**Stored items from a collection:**
>>>

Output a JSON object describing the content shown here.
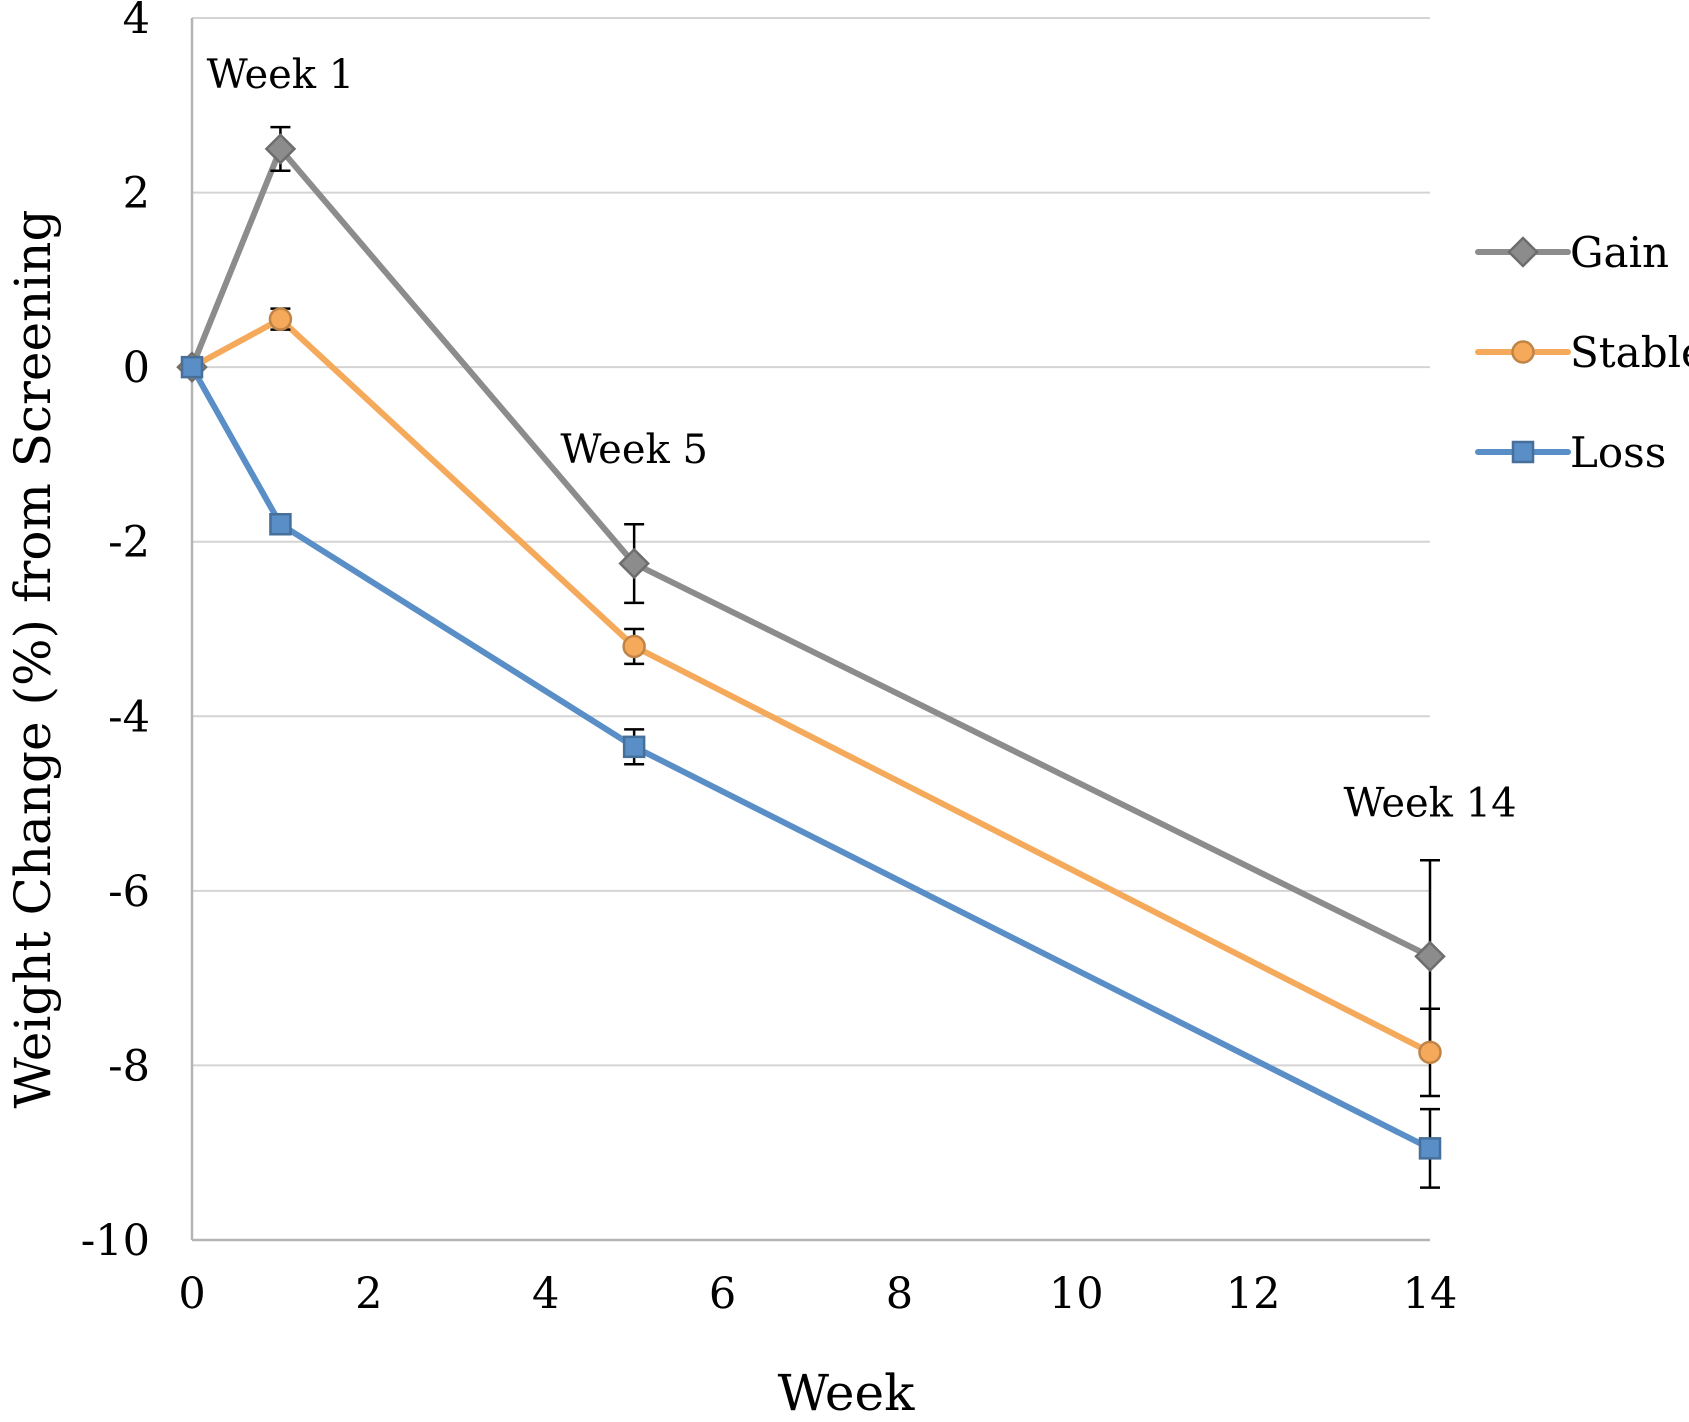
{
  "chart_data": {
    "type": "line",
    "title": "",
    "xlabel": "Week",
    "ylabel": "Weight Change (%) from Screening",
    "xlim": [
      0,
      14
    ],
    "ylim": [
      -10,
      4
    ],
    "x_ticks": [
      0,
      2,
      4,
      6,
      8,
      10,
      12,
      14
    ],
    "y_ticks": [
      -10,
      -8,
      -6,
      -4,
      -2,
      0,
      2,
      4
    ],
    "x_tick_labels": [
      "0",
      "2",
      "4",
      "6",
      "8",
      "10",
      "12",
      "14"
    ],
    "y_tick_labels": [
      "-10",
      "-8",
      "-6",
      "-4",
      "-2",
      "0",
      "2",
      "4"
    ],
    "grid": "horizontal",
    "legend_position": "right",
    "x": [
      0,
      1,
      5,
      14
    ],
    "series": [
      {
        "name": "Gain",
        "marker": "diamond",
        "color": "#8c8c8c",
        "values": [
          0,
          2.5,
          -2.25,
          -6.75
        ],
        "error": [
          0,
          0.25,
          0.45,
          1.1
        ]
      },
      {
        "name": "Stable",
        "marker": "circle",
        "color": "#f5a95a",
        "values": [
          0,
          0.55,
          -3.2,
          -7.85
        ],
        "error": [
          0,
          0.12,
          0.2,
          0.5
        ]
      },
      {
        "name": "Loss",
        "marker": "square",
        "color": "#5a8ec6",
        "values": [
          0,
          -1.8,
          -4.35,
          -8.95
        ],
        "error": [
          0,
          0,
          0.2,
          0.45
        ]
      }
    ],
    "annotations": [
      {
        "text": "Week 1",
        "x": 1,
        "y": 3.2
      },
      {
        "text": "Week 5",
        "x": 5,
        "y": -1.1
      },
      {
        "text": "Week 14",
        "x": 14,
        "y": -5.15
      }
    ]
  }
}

<<<

**The task:** Reproduce every line exactly and omit all pictures.

**Correct response:**
Output a JSON object describing the content shown here.
{
  "chart_data": {
    "type": "line",
    "title": "",
    "xlabel": "Week",
    "ylabel": "Weight Change (%) from Screening",
    "xlim": [
      0,
      14
    ],
    "ylim": [
      -10,
      4
    ],
    "x_ticks": [
      0,
      2,
      4,
      6,
      8,
      10,
      12,
      14
    ],
    "y_ticks": [
      -10,
      -8,
      -6,
      -4,
      -2,
      0,
      2,
      4
    ],
    "x_tick_labels": [
      "0",
      "2",
      "4",
      "6",
      "8",
      "10",
      "12",
      "14"
    ],
    "y_tick_labels": [
      "-10",
      "-8",
      "-6",
      "-4",
      "-2",
      "0",
      "2",
      "4"
    ],
    "grid": "horizontal",
    "legend_position": "right",
    "x": [
      0,
      1,
      5,
      14
    ],
    "series": [
      {
        "name": "Gain",
        "marker": "diamond",
        "color": "#8c8c8c",
        "values": [
          0,
          2.5,
          -2.25,
          -6.75
        ],
        "error": [
          0,
          0.25,
          0.45,
          1.1
        ]
      },
      {
        "name": "Stable",
        "marker": "circle",
        "color": "#f5a95a",
        "values": [
          0,
          0.55,
          -3.2,
          -7.85
        ],
        "error": [
          0,
          0.12,
          0.2,
          0.5
        ]
      },
      {
        "name": "Loss",
        "marker": "square",
        "color": "#5a8ec6",
        "values": [
          0,
          -1.8,
          -4.35,
          -8.95
        ],
        "error": [
          0,
          0,
          0.2,
          0.45
        ]
      }
    ],
    "annotations": [
      {
        "text": "Week 1",
        "x": 1,
        "y": 3.2
      },
      {
        "text": "Week 5",
        "x": 5,
        "y": -1.1
      },
      {
        "text": "Week 14",
        "x": 14,
        "y": -5.15
      }
    ]
  }
}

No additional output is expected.